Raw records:

★ ★ ★ ★ ★ ★ ★

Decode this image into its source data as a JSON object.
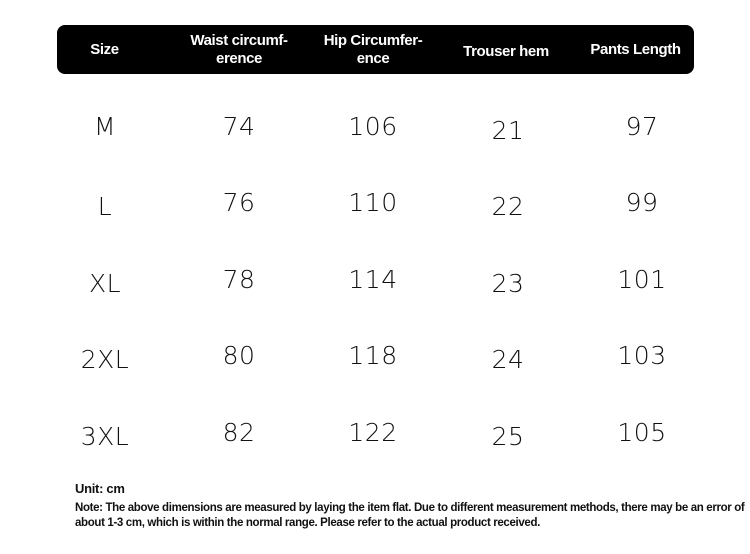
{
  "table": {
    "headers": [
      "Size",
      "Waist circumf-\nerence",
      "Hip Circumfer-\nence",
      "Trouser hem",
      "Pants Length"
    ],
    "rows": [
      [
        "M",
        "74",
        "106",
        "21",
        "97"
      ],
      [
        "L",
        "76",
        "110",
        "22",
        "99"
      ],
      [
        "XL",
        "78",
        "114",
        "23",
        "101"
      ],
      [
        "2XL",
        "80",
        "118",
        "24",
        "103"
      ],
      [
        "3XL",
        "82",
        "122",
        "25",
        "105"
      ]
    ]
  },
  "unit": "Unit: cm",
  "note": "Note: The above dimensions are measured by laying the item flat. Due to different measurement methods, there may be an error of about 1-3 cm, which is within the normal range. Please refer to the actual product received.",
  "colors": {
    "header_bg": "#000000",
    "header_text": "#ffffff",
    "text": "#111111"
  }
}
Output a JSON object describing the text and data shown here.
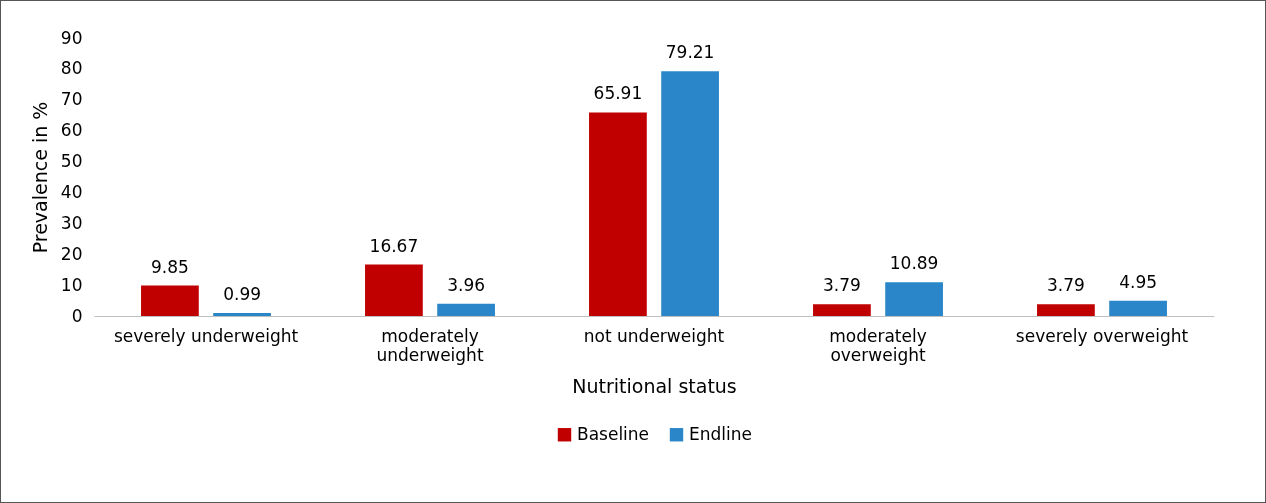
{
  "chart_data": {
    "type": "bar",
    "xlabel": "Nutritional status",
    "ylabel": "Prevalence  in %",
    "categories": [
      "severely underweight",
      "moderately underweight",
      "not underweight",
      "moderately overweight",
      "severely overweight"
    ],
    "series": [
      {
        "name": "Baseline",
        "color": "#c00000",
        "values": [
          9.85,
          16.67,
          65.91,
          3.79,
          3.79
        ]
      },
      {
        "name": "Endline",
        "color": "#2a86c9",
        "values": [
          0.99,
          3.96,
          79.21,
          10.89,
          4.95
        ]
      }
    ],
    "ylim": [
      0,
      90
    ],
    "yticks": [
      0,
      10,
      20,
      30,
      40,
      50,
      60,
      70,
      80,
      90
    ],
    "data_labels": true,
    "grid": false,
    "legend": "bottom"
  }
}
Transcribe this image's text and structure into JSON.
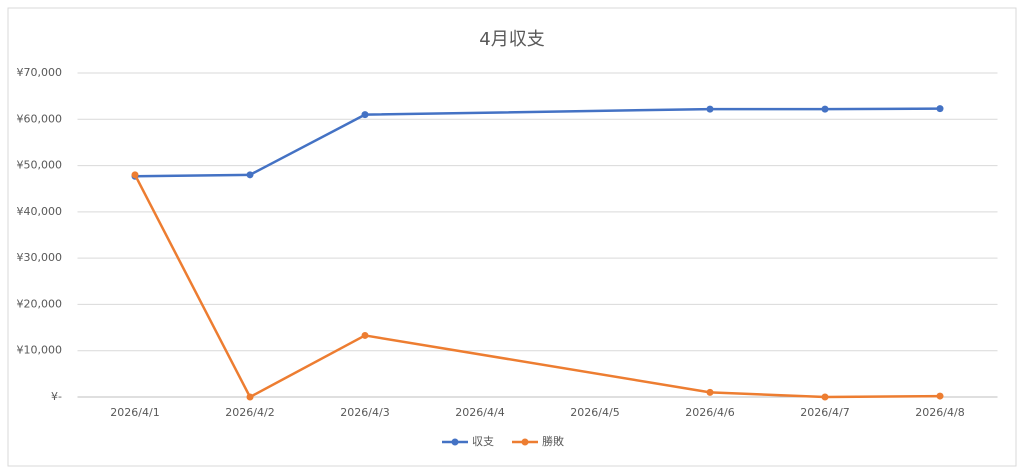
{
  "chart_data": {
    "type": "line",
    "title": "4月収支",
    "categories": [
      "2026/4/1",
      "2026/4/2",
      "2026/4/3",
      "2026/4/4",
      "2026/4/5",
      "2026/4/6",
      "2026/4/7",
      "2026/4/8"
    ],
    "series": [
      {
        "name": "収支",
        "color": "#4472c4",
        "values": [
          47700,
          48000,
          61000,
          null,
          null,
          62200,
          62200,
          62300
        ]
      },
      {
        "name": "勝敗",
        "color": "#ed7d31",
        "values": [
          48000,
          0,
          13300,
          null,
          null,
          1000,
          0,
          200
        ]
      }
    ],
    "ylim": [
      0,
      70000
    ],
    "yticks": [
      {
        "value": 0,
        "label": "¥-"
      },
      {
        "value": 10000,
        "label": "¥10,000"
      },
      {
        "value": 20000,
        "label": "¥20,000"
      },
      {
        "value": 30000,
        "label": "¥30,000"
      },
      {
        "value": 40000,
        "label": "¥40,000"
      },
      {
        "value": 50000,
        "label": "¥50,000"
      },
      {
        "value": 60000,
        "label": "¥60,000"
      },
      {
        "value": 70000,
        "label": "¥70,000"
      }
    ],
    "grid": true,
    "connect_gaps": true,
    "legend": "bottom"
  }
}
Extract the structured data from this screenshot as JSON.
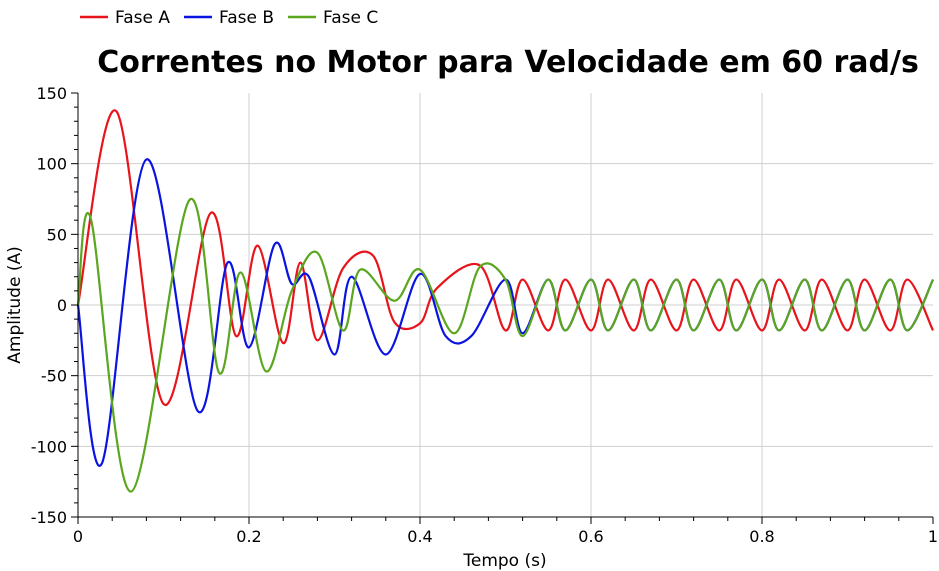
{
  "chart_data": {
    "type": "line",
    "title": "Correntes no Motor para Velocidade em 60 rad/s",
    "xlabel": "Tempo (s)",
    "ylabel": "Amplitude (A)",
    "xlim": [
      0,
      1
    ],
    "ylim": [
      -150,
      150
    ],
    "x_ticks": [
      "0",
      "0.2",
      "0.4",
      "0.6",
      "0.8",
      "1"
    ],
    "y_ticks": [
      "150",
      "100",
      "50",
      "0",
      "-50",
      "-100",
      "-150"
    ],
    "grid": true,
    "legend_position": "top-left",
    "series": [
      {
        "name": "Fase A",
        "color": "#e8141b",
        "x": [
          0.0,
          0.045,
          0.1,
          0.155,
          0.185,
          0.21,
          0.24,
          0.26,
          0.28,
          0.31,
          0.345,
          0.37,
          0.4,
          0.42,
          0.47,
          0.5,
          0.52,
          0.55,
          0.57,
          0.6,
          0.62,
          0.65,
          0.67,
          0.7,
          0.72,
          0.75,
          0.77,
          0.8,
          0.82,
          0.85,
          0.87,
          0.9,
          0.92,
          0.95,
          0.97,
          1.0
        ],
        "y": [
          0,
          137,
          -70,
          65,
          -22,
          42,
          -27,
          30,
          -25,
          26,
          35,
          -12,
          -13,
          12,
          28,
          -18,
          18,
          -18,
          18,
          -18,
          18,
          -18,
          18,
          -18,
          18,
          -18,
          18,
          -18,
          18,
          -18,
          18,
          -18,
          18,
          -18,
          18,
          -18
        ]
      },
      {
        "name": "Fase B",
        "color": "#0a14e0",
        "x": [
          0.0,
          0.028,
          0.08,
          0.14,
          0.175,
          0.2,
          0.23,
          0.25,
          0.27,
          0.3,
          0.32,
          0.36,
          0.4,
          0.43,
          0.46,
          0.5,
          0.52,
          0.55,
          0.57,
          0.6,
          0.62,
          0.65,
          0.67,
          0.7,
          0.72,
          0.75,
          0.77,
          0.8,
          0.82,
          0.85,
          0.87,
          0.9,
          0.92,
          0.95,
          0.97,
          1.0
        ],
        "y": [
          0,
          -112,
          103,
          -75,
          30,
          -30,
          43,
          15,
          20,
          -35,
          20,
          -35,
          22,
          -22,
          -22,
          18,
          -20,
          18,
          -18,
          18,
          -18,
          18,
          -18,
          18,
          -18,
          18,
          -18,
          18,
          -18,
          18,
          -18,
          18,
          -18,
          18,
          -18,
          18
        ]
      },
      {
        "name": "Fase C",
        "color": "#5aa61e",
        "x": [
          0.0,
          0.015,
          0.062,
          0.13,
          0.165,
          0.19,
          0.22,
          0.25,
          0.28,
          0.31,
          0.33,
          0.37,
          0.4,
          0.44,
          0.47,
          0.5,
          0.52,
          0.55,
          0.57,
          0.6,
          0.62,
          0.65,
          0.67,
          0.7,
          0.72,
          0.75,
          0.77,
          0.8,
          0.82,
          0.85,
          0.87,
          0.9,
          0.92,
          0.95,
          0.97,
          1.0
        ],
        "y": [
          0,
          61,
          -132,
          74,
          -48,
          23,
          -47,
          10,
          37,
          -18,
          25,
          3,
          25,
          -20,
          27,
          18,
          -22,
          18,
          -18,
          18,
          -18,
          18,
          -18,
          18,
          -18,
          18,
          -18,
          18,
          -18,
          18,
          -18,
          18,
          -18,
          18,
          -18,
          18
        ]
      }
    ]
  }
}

★ ★ ★ ★ ★ ★ ★

Write the records out again in full, exactly, and skip every picture.

Decode this image into its source data as a JSON object.
{
  "table": {
    "headers": [
      "Size",
      "Waist circumf-\nerence",
      "Hip Circumfer-\nence",
      "Trouser hem",
      "Pants Length"
    ],
    "rows": [
      [
        "M",
        "74",
        "106",
        "21",
        "97"
      ],
      [
        "L",
        "76",
        "110",
        "22",
        "99"
      ],
      [
        "XL",
        "78",
        "114",
        "23",
        "101"
      ],
      [
        "2XL",
        "80",
        "118",
        "24",
        "103"
      ],
      [
        "3XL",
        "82",
        "122",
        "25",
        "105"
      ]
    ]
  },
  "unit": "Unit: cm",
  "note": "Note: The above dimensions are measured by laying the item flat. Due to different measurement methods, there may be an error of about 1-3 cm, which is within the normal range. Please refer to the actual product received.",
  "colors": {
    "header_bg": "#000000",
    "header_text": "#ffffff",
    "text": "#111111"
  }
}
Output a JSON object describing the text and data shown here.
{
  "chart_data": {
    "type": "bar",
    "xlabel": "Nutritional status",
    "ylabel": "Prevalence  in %",
    "categories": [
      "severely underweight",
      "moderately underweight",
      "not underweight",
      "moderately overweight",
      "severely overweight"
    ],
    "series": [
      {
        "name": "Baseline",
        "color": "#c00000",
        "values": [
          9.85,
          16.67,
          65.91,
          3.79,
          3.79
        ]
      },
      {
        "name": "Endline",
        "color": "#2a86c9",
        "values": [
          0.99,
          3.96,
          79.21,
          10.89,
          4.95
        ]
      }
    ],
    "ylim": [
      0,
      90
    ],
    "yticks": [
      0,
      10,
      20,
      30,
      40,
      50,
      60,
      70,
      80,
      90
    ],
    "data_labels": true,
    "grid": false,
    "legend": "bottom"
  }
}
Transcribe this image's text and structure into JSON.
{
  "chart_data": {
    "type": "line",
    "title": "4月収支",
    "categories": [
      "2026/4/1",
      "2026/4/2",
      "2026/4/3",
      "2026/4/4",
      "2026/4/5",
      "2026/4/6",
      "2026/4/7",
      "2026/4/8"
    ],
    "series": [
      {
        "name": "収支",
        "color": "#4472c4",
        "values": [
          47700,
          48000,
          61000,
          null,
          null,
          62200,
          62200,
          62300
        ]
      },
      {
        "name": "勝敗",
        "color": "#ed7d31",
        "values": [
          48000,
          0,
          13300,
          null,
          null,
          1000,
          0,
          200
        ]
      }
    ],
    "ylim": [
      0,
      70000
    ],
    "yticks": [
      {
        "value": 0,
        "label": "¥-"
      },
      {
        "value": 10000,
        "label": "¥10,000"
      },
      {
        "value": 20000,
        "label": "¥20,000"
      },
      {
        "value": 30000,
        "label": "¥30,000"
      },
      {
        "value": 40000,
        "label": "¥40,000"
      },
      {
        "value": 50000,
        "label": "¥50,000"
      },
      {
        "value": 60000,
        "label": "¥60,000"
      },
      {
        "value": 70000,
        "label": "¥70,000"
      }
    ],
    "grid": true,
    "connect_gaps": true,
    "legend": "bottom"
  }
}
Extract the structured data from this screenshot as JSON.
{
  "chart_data": {
    "type": "line",
    "title": "Correntes no Motor para Velocidade em 60 rad/s",
    "xlabel": "Tempo (s)",
    "ylabel": "Amplitude (A)",
    "xlim": [
      0,
      1
    ],
    "ylim": [
      -150,
      150
    ],
    "x_ticks": [
      "0",
      "0.2",
      "0.4",
      "0.6",
      "0.8",
      "1"
    ],
    "y_ticks": [
      "150",
      "100",
      "50",
      "0",
      "-50",
      "-100",
      "-150"
    ],
    "grid": true,
    "legend_position": "top-left",
    "series": [
      {
        "name": "Fase A",
        "color": "#e8141b",
        "x": [
          0.0,
          0.045,
          0.1,
          0.155,
          0.185,
          0.21,
          0.24,
          0.26,
          0.28,
          0.31,
          0.345,
          0.37,
          0.4,
          0.42,
          0.47,
          0.5,
          0.52,
          0.55,
          0.57,
          0.6,
          0.62,
          0.65,
          0.67,
          0.7,
          0.72,
          0.75,
          0.77,
          0.8,
          0.82,
          0.85,
          0.87,
          0.9,
          0.92,
          0.95,
          0.97,
          1.0
        ],
        "y": [
          0,
          137,
          -70,
          65,
          -22,
          42,
          -27,
          30,
          -25,
          26,
          35,
          -12,
          -13,
          12,
          28,
          -18,
          18,
          -18,
          18,
          -18,
          18,
          -18,
          18,
          -18,
          18,
          -18,
          18,
          -18,
          18,
          -18,
          18,
          -18,
          18,
          -18,
          18,
          -18
        ]
      },
      {
        "name": "Fase B",
        "color": "#0a14e0",
        "x": [
          0.0,
          0.028,
          0.08,
          0.14,
          0.175,
          0.2,
          0.23,
          0.25,
          0.27,
          0.3,
          0.32,
          0.36,
          0.4,
          0.43,
          0.46,
          0.5,
          0.52,
          0.55,
          0.57,
          0.6,
          0.62,
          0.65,
          0.67,
          0.7,
          0.72,
          0.75,
          0.77,
          0.8,
          0.82,
          0.85,
          0.87,
          0.9,
          0.92,
          0.95,
          0.97,
          1.0
        ],
        "y": [
          0,
          -112,
          103,
          -75,
          30,
          -30,
          43,
          15,
          20,
          -35,
          20,
          -35,
          22,
          -22,
          -22,
          18,
          -20,
          18,
          -18,
          18,
          -18,
          18,
          -18,
          18,
          -18,
          18,
          -18,
          18,
          -18,
          18,
          -18,
          18,
          -18,
          18,
          -18,
          18
        ]
      },
      {
        "name": "Fase C",
        "color": "#5aa61e",
        "x": [
          0.0,
          0.015,
          0.062,
          0.13,
          0.165,
          0.19,
          0.22,
          0.25,
          0.28,
          0.31,
          0.33,
          0.37,
          0.4,
          0.44,
          0.47,
          0.5,
          0.52,
          0.55,
          0.57,
          0.6,
          0.62,
          0.65,
          0.67,
          0.7,
          0.72,
          0.75,
          0.77,
          0.8,
          0.82,
          0.85,
          0.87,
          0.9,
          0.92,
          0.95,
          0.97,
          1.0
        ],
        "y": [
          0,
          61,
          -132,
          74,
          -48,
          23,
          -47,
          10,
          37,
          -18,
          25,
          3,
          25,
          -20,
          27,
          18,
          -22,
          18,
          -18,
          18,
          -18,
          18,
          -18,
          18,
          -18,
          18,
          -18,
          18,
          -18,
          18,
          -18,
          18,
          -18,
          18,
          -18,
          18
        ]
      }
    ]
  }
}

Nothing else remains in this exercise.